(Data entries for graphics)
====

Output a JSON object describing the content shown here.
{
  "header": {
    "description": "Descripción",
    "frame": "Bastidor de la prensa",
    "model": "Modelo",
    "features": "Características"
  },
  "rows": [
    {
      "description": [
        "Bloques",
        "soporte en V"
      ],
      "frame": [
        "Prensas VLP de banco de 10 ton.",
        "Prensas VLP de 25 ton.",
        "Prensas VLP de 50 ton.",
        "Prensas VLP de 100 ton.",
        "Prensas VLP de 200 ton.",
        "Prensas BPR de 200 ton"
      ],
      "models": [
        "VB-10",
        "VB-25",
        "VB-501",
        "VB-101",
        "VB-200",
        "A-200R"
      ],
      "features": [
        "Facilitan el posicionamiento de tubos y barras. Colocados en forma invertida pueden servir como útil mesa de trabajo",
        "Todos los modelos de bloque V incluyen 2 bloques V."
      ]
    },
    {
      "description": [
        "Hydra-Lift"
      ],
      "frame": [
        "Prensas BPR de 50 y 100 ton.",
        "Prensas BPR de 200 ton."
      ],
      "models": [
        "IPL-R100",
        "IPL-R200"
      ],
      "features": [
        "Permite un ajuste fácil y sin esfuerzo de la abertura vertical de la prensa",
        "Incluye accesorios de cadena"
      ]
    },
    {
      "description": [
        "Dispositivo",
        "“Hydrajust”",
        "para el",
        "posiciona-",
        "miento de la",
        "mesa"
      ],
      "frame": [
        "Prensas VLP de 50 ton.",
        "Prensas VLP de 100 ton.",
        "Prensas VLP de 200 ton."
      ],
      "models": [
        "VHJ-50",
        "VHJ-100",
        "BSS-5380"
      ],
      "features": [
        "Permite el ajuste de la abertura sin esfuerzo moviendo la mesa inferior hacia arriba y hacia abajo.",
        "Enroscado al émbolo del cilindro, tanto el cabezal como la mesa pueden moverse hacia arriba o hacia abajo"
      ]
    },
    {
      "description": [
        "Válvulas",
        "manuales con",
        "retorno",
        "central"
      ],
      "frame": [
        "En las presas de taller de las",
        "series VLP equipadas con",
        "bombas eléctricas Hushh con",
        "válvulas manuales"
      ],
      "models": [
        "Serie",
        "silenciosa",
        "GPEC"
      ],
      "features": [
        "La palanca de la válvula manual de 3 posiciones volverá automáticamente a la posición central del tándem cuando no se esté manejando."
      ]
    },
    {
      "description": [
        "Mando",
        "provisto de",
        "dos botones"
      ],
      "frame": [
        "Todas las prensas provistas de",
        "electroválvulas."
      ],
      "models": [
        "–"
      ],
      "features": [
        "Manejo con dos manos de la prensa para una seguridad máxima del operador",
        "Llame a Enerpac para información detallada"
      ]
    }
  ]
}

====

■ **Aim**
Using the data above, return each line exactly as written.

■ **Task response**
Output a JSON object describing the content shown here.
{
  "header": {
    "description": "Descripción",
    "frame": "Bastidor de la prensa",
    "model": "Modelo",
    "features": "Características"
  },
  "rows": [
    {
      "description": [
        "Bloques",
        "soporte en V"
      ],
      "frame": [
        "Prensas VLP de banco de 10 ton.",
        "Prensas VLP de 25 ton.",
        "Prensas VLP de 50 ton.",
        "Prensas VLP de 100 ton.",
        "Prensas VLP de 200 ton.",
        "Prensas BPR de 200 ton"
      ],
      "models": [
        "VB-10",
        "VB-25",
        "VB-501",
        "VB-101",
        "VB-200",
        "A-200R"
      ],
      "features": [
        "Facilitan el posicionamiento de tubos y barras. Colocados en forma invertida pueden servir como útil mesa de trabajo",
        "Todos los modelos de bloque V incluyen 2 bloques V."
      ]
    },
    {
      "description": [
        "Hydra-Lift"
      ],
      "frame": [
        "Prensas BPR de 50 y 100 ton.",
        "Prensas BPR de 200 ton."
      ],
      "models": [
        "IPL-R100",
        "IPL-R200"
      ],
      "features": [
        "Permite un ajuste fácil y sin esfuerzo de la abertura vertical de la prensa",
        "Incluye accesorios de cadena"
      ]
    },
    {
      "description": [
        "Dispositivo",
        "“Hydrajust”",
        "para el",
        "posiciona-",
        "miento de la",
        "mesa"
      ],
      "frame": [
        "Prensas VLP de 50 ton.",
        "Prensas VLP de 100 ton.",
        "Prensas VLP de 200 ton."
      ],
      "models": [
        "VHJ-50",
        "VHJ-100",
        "BSS-5380"
      ],
      "features": [
        "Permite el ajuste de la abertura sin esfuerzo moviendo la mesa inferior hacia arriba y hacia abajo.",
        "Enroscado al émbolo del cilindro, tanto el cabezal como la mesa pueden moverse hacia arriba o hacia abajo"
      ]
    },
    {
      "description": [
        "Válvulas",
        "manuales con",
        "retorno",
        "central"
      ],
      "frame": [
        "En las presas de taller de las",
        "series VLP equipadas con",
        "bombas eléctricas Hushh con",
        "válvulas manuales"
      ],
      "models": [
        "Serie",
        "silenciosa",
        "GPEC"
      ],
      "features": [
        "La palanca de la válvula manual de 3 posiciones volverá automáticamente a la posición central del tándem cuando no se esté manejando."
      ]
    },
    {
      "description": [
        "Mando",
        "provisto de",
        "dos botones"
      ],
      "frame": [
        "Todas las prensas provistas de",
        "electroválvulas."
      ],
      "models": [
        "–"
      ],
      "features": [
        "Manejo con dos manos de la prensa para una seguridad máxima del operador",
        "Llame a Enerpac para información detallada"
      ]
    }
  ]
}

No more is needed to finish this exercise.